Repeat the entire listing exactly as written.

++++ PROVIDED ENTRIES ++++

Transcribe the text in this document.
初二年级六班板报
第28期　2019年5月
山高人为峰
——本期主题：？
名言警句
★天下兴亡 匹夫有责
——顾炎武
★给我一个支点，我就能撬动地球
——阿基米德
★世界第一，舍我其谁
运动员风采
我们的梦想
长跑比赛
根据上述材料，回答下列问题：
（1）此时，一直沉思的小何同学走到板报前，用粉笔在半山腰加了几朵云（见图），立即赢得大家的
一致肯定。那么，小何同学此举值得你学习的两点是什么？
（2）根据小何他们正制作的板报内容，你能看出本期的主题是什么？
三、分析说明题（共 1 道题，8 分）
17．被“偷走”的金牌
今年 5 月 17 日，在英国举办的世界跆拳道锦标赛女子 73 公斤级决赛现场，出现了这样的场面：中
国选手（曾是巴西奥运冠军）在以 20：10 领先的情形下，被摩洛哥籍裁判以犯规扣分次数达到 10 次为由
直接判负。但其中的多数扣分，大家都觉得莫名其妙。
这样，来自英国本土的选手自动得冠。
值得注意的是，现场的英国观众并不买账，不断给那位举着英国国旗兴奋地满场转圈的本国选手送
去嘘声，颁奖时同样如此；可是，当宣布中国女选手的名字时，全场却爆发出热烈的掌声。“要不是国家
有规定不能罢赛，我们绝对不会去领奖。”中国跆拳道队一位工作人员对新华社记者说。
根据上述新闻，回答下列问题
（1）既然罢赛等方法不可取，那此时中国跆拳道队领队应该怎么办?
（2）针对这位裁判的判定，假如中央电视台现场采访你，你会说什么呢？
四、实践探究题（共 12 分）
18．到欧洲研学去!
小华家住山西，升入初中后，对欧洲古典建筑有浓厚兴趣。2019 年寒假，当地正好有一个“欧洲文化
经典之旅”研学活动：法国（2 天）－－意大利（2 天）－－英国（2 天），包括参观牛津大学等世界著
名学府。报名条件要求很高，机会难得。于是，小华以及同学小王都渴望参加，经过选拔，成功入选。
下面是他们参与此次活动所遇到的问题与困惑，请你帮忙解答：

++++

# [TASK RESPONSE]
Transcribe the text in this document.
初二年级六班板报
第28期　2019年5月
山高人为峰
——本期主题：？
名言警句
★天下兴亡 匹夫有责
——顾炎武
★给我一个支点，我就能撬动地球
——阿基米德
★世界第一，舍我其谁
运动员风采
我们的梦想
长跑比赛
根据上述材料，回答下列问题：
（1）此时，一直沉思的小何同学走到板报前，用粉笔在半山腰加了几朵云（见图），立即赢得大家的
一致肯定。那么，小何同学此举值得你学习的两点是什么？
（2）根据小何他们正制作的板报内容，你能看出本期的主题是什么？
三、分析说明题（共 1 道题，8 分）
17．被“偷走”的金牌
今年 5 月 17 日，在英国举办的世界跆拳道锦标赛女子 73 公斤级决赛现场，出现了这样的场面：中
国选手（曾是巴西奥运冠军）在以 20：10 领先的情形下，被摩洛哥籍裁判以犯规扣分次数达到 10 次为由
直接判负。但其中的多数扣分，大家都觉得莫名其妙。
这样，来自英国本土的选手自动得冠。
值得注意的是，现场的英国观众并不买账，不断给那位举着英国国旗兴奋地满场转圈的本国选手送
去嘘声，颁奖时同样如此；可是，当宣布中国女选手的名字时，全场却爆发出热烈的掌声。“要不是国家
有规定不能罢赛，我们绝对不会去领奖。”中国跆拳道队一位工作人员对新华社记者说。
根据上述新闻，回答下列问题
（1）既然罢赛等方法不可取，那此时中国跆拳道队领队应该怎么办?
（2）针对这位裁判的判定，假如中央电视台现场采访你，你会说什么呢？
四、实践探究题（共 12 分）
18．到欧洲研学去!
小华家住山西，升入初中后，对欧洲古典建筑有浓厚兴趣。2019 年寒假，当地正好有一个“欧洲文化
经典之旅”研学活动：法国（2 天）－－意大利（2 天）－－英国（2 天），包括参观牛津大学等世界著
名学府。报名条件要求很高，机会难得。于是，小华以及同学小王都渴望参加，经过选拔，成功入选。
下面是他们参与此次活动所遇到的问题与困惑，请你帮忙解答：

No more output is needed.